(Task statement): Out of the lines below, please list those that hold the string "questions".

(Entries shown):
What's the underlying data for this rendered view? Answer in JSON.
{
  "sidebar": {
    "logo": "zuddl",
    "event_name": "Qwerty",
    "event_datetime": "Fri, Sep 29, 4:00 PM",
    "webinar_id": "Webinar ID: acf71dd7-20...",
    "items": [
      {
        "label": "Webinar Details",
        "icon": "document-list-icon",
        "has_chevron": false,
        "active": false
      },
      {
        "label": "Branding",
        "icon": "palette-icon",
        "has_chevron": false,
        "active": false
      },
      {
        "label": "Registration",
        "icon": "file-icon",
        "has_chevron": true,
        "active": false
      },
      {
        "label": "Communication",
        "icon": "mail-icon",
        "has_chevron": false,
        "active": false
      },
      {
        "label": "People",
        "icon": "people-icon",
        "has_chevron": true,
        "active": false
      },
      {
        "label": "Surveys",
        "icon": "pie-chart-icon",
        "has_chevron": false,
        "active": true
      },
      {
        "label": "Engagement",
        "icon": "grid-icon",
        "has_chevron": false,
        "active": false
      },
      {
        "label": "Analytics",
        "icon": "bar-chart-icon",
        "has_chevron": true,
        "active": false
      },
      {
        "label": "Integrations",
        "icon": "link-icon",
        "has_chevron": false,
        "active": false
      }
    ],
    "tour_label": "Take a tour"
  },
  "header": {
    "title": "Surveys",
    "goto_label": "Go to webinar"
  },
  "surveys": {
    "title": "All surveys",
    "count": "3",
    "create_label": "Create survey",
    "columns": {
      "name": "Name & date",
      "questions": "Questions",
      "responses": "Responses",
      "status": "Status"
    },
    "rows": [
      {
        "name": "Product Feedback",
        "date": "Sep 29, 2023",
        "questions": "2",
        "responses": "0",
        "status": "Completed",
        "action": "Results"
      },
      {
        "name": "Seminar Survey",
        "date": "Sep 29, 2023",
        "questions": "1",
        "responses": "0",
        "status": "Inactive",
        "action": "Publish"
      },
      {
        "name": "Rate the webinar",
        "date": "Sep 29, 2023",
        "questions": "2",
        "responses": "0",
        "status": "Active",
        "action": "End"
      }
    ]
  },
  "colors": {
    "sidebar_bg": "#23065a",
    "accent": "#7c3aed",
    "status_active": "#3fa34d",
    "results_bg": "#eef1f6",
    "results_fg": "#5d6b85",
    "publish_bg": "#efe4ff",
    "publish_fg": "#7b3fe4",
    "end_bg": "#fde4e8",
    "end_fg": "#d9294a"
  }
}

(Solution):
      "questions": "Questions",
        "questions": "2",
        "questions": "1",
        "questions": "2",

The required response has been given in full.